— Begin RECORDS FOR PROCESSING —

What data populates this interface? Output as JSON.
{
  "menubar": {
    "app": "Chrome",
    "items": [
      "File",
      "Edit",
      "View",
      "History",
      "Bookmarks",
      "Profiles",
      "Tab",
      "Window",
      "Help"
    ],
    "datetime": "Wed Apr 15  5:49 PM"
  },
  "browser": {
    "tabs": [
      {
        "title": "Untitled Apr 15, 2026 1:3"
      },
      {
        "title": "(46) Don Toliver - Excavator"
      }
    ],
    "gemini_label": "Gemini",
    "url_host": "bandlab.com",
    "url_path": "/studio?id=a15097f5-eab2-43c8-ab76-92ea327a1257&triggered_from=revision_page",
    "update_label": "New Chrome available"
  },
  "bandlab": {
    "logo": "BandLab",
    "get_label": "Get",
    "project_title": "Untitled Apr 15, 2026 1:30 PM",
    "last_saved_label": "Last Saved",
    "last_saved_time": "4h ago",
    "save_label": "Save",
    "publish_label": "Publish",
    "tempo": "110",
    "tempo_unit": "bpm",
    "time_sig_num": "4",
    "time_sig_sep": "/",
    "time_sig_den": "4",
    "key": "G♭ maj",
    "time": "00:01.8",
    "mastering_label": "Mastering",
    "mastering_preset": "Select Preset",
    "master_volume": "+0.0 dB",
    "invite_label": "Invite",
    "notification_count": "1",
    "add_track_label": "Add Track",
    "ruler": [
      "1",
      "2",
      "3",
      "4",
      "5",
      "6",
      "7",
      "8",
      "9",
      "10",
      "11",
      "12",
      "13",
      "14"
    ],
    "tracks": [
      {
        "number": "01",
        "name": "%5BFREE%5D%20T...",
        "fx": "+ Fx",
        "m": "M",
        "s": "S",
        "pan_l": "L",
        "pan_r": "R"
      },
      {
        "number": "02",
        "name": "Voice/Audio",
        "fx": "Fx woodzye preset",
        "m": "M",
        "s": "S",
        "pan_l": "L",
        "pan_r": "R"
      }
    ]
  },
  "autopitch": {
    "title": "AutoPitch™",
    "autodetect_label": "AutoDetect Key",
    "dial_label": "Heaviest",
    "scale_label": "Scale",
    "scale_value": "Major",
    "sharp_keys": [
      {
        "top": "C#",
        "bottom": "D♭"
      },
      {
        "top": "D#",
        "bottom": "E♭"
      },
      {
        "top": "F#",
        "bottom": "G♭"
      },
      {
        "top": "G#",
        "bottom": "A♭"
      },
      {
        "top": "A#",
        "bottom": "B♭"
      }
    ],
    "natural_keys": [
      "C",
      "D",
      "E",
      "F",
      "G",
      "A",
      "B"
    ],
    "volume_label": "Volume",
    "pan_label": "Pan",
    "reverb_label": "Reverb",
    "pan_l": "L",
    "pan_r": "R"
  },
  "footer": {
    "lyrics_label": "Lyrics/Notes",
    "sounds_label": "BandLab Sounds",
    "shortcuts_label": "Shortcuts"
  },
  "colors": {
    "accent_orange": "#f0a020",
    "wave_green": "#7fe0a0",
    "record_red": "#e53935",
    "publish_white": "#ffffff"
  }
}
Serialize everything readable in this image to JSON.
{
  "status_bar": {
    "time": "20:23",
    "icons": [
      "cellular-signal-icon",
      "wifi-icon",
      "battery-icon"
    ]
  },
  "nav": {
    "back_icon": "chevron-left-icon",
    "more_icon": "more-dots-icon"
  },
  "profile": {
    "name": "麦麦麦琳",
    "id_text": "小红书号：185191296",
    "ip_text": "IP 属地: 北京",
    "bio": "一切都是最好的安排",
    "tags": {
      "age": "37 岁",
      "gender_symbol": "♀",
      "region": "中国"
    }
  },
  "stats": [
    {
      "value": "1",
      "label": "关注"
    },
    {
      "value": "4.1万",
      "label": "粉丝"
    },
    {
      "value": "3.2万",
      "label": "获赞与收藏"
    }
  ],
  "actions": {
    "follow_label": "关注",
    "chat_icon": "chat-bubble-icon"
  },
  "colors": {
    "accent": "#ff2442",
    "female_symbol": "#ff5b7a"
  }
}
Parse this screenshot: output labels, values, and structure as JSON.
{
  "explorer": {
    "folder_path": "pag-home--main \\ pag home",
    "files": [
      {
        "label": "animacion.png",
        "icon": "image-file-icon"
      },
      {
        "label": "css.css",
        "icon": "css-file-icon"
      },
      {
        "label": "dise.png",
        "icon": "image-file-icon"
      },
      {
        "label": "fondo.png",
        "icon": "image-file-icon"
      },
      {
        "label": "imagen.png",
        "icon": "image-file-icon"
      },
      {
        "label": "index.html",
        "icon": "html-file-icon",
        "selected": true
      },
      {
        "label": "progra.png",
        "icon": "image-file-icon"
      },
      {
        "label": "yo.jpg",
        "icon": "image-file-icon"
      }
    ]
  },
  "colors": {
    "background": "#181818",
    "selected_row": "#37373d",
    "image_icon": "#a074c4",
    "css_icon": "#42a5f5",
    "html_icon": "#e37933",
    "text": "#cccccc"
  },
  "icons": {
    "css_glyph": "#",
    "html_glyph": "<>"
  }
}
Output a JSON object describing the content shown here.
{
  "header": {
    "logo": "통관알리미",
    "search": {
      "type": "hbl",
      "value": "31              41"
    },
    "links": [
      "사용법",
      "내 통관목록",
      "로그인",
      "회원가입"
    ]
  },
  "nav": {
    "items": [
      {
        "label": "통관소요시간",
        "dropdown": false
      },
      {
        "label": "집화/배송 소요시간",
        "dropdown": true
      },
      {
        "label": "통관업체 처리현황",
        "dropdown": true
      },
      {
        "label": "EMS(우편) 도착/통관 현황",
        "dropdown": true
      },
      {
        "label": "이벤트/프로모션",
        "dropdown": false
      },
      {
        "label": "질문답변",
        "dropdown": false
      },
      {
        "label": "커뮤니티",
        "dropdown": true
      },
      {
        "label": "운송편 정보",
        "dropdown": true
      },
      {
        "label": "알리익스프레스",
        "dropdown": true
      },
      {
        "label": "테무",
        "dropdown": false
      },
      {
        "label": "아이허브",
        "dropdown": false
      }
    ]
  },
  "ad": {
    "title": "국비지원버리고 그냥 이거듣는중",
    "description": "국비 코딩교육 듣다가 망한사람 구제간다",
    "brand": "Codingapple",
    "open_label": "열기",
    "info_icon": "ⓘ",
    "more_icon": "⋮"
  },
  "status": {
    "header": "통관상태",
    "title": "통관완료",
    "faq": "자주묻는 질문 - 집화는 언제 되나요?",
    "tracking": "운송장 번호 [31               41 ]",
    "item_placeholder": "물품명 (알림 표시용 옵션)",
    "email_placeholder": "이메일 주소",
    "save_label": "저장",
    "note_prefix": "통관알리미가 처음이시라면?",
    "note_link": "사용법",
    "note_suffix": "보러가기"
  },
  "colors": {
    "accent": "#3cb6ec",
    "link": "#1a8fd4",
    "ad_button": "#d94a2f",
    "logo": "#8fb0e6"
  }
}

— End RECORDS FOR PROCESSING —

EXERCISE
Reproduce the full set of records precisely.

SOLUTION TO THIS TASK
What data populates this interface? Output as JSON.
{
  "menubar": {
    "app": "Chrome",
    "items": [
      "File",
      "Edit",
      "View",
      "History",
      "Bookmarks",
      "Profiles",
      "Tab",
      "Window",
      "Help"
    ],
    "datetime": "Wed Apr 15  5:49 PM"
  },
  "browser": {
    "tabs": [
      {
        "title": "Untitled Apr 15, 2026 1:3"
      },
      {
        "title": "(46) Don Toliver - Excavator"
      }
    ],
    "gemini_label": "Gemini",
    "url_host": "bandlab.com",
    "url_path": "/studio?id=a15097f5-eab2-43c8-ab76-92ea327a1257&triggered_from=revision_page",
    "update_label": "New Chrome available"
  },
  "bandlab": {
    "logo": "BandLab",
    "get_label": "Get",
    "project_title": "Untitled Apr 15, 2026 1:30 PM",
    "last_saved_label": "Last Saved",
    "last_saved_time": "4h ago",
    "save_label": "Save",
    "publish_label": "Publish",
    "tempo": "110",
    "tempo_unit": "bpm",
    "time_sig_num": "4",
    "time_sig_sep": "/",
    "time_sig_den": "4",
    "key": "G♭ maj",
    "time": "00:01.8",
    "mastering_label": "Mastering",
    "mastering_preset": "Select Preset",
    "master_volume": "+0.0 dB",
    "invite_label": "Invite",
    "notification_count": "1",
    "add_track_label": "Add Track",
    "ruler": [
      "1",
      "2",
      "3",
      "4",
      "5",
      "6",
      "7",
      "8",
      "9",
      "10",
      "11",
      "12",
      "13",
      "14"
    ],
    "tracks": [
      {
        "number": "01",
        "name": "%5BFREE%5D%20T...",
        "fx": "+ Fx",
        "m": "M",
        "s": "S",
        "pan_l": "L",
        "pan_r": "R"
      },
      {
        "number": "02",
        "name": "Voice/Audio",
        "fx": "Fx woodzye preset",
        "m": "M",
        "s": "S",
        "pan_l": "L",
        "pan_r": "R"
      }
    ]
  },
  "autopitch": {
    "title": "AutoPitch™",
    "autodetect_label": "AutoDetect Key",
    "dial_label": "Heaviest",
    "scale_label": "Scale",
    "scale_value": "Major",
    "sharp_keys": [
      {
        "top": "C#",
        "bottom": "D♭"
      },
      {
        "top": "D#",
        "bottom": "E♭"
      },
      {
        "top": "F#",
        "bottom": "G♭"
      },
      {
        "top": "G#",
        "bottom": "A♭"
      },
      {
        "top": "A#",
        "bottom": "B♭"
      }
    ],
    "natural_keys": [
      "C",
      "D",
      "E",
      "F",
      "G",
      "A",
      "B"
    ],
    "volume_label": "Volume",
    "pan_label": "Pan",
    "reverb_label": "Reverb",
    "pan_l": "L",
    "pan_r": "R"
  },
  "footer": {
    "lyrics_label": "Lyrics/Notes",
    "sounds_label": "BandLab Sounds",
    "shortcuts_label": "Shortcuts"
  },
  "colors": {
    "accent_orange": "#f0a020",
    "wave_green": "#7fe0a0",
    "record_red": "#e53935",
    "publish_white": "#ffffff"
  }
}
Serialize everything readable in this image to JSON.
{
  "status_bar": {
    "time": "20:23",
    "icons": [
      "cellular-signal-icon",
      "wifi-icon",
      "battery-icon"
    ]
  },
  "nav": {
    "back_icon": "chevron-left-icon",
    "more_icon": "more-dots-icon"
  },
  "profile": {
    "name": "麦麦麦琳",
    "id_text": "小红书号：185191296",
    "ip_text": "IP 属地: 北京",
    "bio": "一切都是最好的安排",
    "tags": {
      "age": "37 岁",
      "gender_symbol": "♀",
      "region": "中国"
    }
  },
  "stats": [
    {
      "value": "1",
      "label": "关注"
    },
    {
      "value": "4.1万",
      "label": "粉丝"
    },
    {
      "value": "3.2万",
      "label": "获赞与收藏"
    }
  ],
  "actions": {
    "follow_label": "关注",
    "chat_icon": "chat-bubble-icon"
  },
  "colors": {
    "accent": "#ff2442",
    "female_symbol": "#ff5b7a"
  }
}
Parse this screenshot: output labels, values, and structure as JSON.
{
  "explorer": {
    "folder_path": "pag-home--main \\ pag home",
    "files": [
      {
        "label": "animacion.png",
        "icon": "image-file-icon"
      },
      {
        "label": "css.css",
        "icon": "css-file-icon"
      },
      {
        "label": "dise.png",
        "icon": "image-file-icon"
      },
      {
        "label": "fondo.png",
        "icon": "image-file-icon"
      },
      {
        "label": "imagen.png",
        "icon": "image-file-icon"
      },
      {
        "label": "index.html",
        "icon": "html-file-icon",
        "selected": true
      },
      {
        "label": "progra.png",
        "icon": "image-file-icon"
      },
      {
        "label": "yo.jpg",
        "icon": "image-file-icon"
      }
    ]
  },
  "colors": {
    "background": "#181818",
    "selected_row": "#37373d",
    "image_icon": "#a074c4",
    "css_icon": "#42a5f5",
    "html_icon": "#e37933",
    "text": "#cccccc"
  },
  "icons": {
    "css_glyph": "#",
    "html_glyph": "<>"
  }
}
Output a JSON object describing the content shown here.
{
  "header": {
    "logo": "통관알리미",
    "search": {
      "type": "hbl",
      "value": "31              41"
    },
    "links": [
      "사용법",
      "내 통관목록",
      "로그인",
      "회원가입"
    ]
  },
  "nav": {
    "items": [
      {
        "label": "통관소요시간",
        "dropdown": false
      },
      {
        "label": "집화/배송 소요시간",
        "dropdown": true
      },
      {
        "label": "통관업체 처리현황",
        "dropdown": true
      },
      {
        "label": "EMS(우편) 도착/통관 현황",
        "dropdown": true
      },
      {
        "label": "이벤트/프로모션",
        "dropdown": false
      },
      {
        "label": "질문답변",
        "dropdown": false
      },
      {
        "label": "커뮤니티",
        "dropdown": true
      },
      {
        "label": "운송편 정보",
        "dropdown": true
      },
      {
        "label": "알리익스프레스",
        "dropdown": true
      },
      {
        "label": "테무",
        "dropdown": false
      },
      {
        "label": "아이허브",
        "dropdown": false
      }
    ]
  },
  "ad": {
    "title": "국비지원버리고 그냥 이거듣는중",
    "description": "국비 코딩교육 듣다가 망한사람 구제간다",
    "brand": "Codingapple",
    "open_label": "열기",
    "info_icon": "ⓘ",
    "more_icon": "⋮"
  },
  "status": {
    "header": "통관상태",
    "title": "통관완료",
    "faq": "자주묻는 질문 - 집화는 언제 되나요?",
    "tracking": "운송장 번호 [31               41 ]",
    "item_placeholder": "물품명 (알림 표시용 옵션)",
    "email_placeholder": "이메일 주소",
    "save_label": "저장",
    "note_prefix": "통관알리미가 처음이시라면?",
    "note_link": "사용법",
    "note_suffix": "보러가기"
  },
  "colors": {
    "accent": "#3cb6ec",
    "link": "#1a8fd4",
    "ad_button": "#d94a2f",
    "logo": "#8fb0e6"
  }
}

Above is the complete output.